### Job
Will you output the entries below exactly, skipping every image they contain?

### Input records
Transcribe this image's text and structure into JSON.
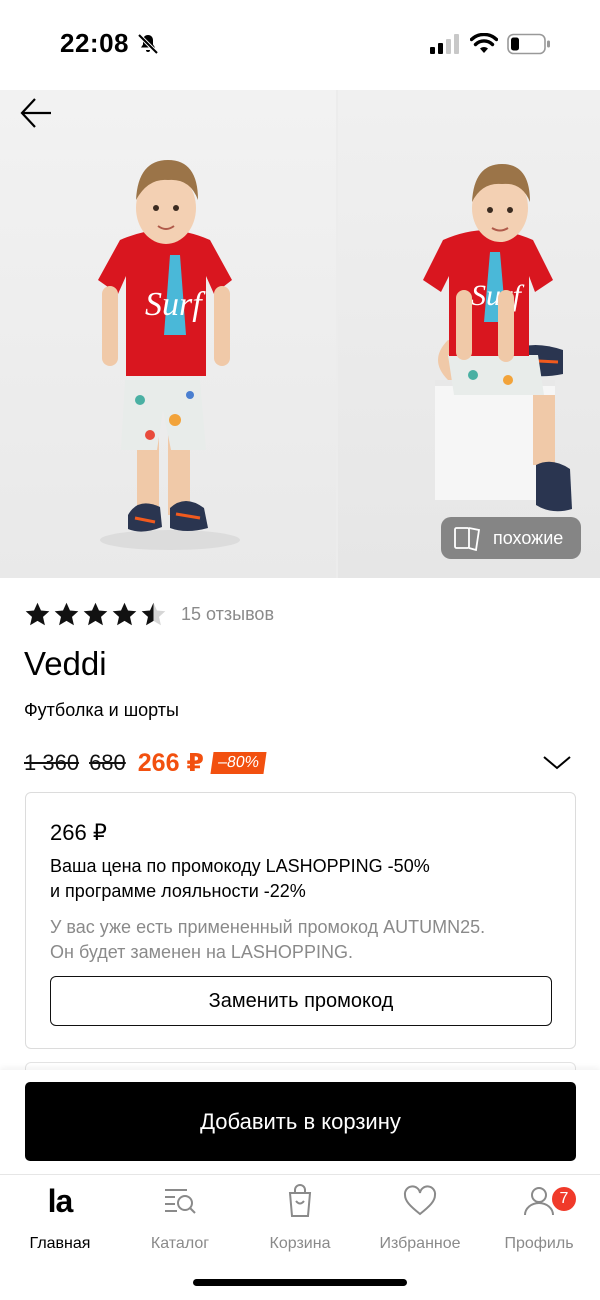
{
  "status_bar": {
    "time": "22:08"
  },
  "gallery": {
    "similar_label": "похожие",
    "active_index": 1,
    "photo_count": 2
  },
  "product": {
    "rating": 4.5,
    "reviews_label": "15 отзывов",
    "brand": "Veddi",
    "name": "Футболка и шорты",
    "price_original": "1 360",
    "price_old": "680",
    "price_current": "266 ₽",
    "discount_label": "–80%"
  },
  "promo": {
    "price": "266 ₽",
    "desc_line1": "Ваша цена по промокоду LASHOPPING -50%",
    "desc_line2": "и программе лояльности -22%",
    "note_line1": "У вас уже есть примененный промокод AUTUMN25.",
    "note_line2": "Он будет заменен на LASHOPPING.",
    "replace_label": "Заменить промокод"
  },
  "cart": {
    "add_label": "Добавить в корзину"
  },
  "nav": {
    "home_logo": "la",
    "home": "Главная",
    "catalog": "Каталог",
    "cart": "Корзина",
    "favorites": "Избранное",
    "profile": "Профиль",
    "profile_badge": "7"
  },
  "colors": {
    "accent": "#f2500f",
    "badge": "#f03a2a",
    "primary_button": "#000000"
  }
}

### Complete response
Transcribe this image's text and structure into JSON.
{
  "status_bar": {
    "time": "22:08"
  },
  "gallery": {
    "similar_label": "похожие",
    "active_index": 1,
    "photo_count": 2
  },
  "product": {
    "rating": 4.5,
    "reviews_label": "15 отзывов",
    "brand": "Veddi",
    "name": "Футболка и шорты",
    "price_original": "1 360",
    "price_old": "680",
    "price_current": "266 ₽",
    "discount_label": "–80%"
  },
  "promo": {
    "price": "266 ₽",
    "desc_line1": "Ваша цена по промокоду LASHOPPING -50%",
    "desc_line2": "и программе лояльности -22%",
    "note_line1": "У вас уже есть примененный промокод AUTUMN25.",
    "note_line2": "Он будет заменен на LASHOPPING.",
    "replace_label": "Заменить промокод"
  },
  "cart": {
    "add_label": "Добавить в корзину"
  },
  "nav": {
    "home_logo": "la",
    "home": "Главная",
    "catalog": "Каталог",
    "cart": "Корзина",
    "favorites": "Избранное",
    "profile": "Профиль",
    "profile_badge": "7"
  },
  "colors": {
    "accent": "#f2500f",
    "badge": "#f03a2a",
    "primary_button": "#000000"
  }
}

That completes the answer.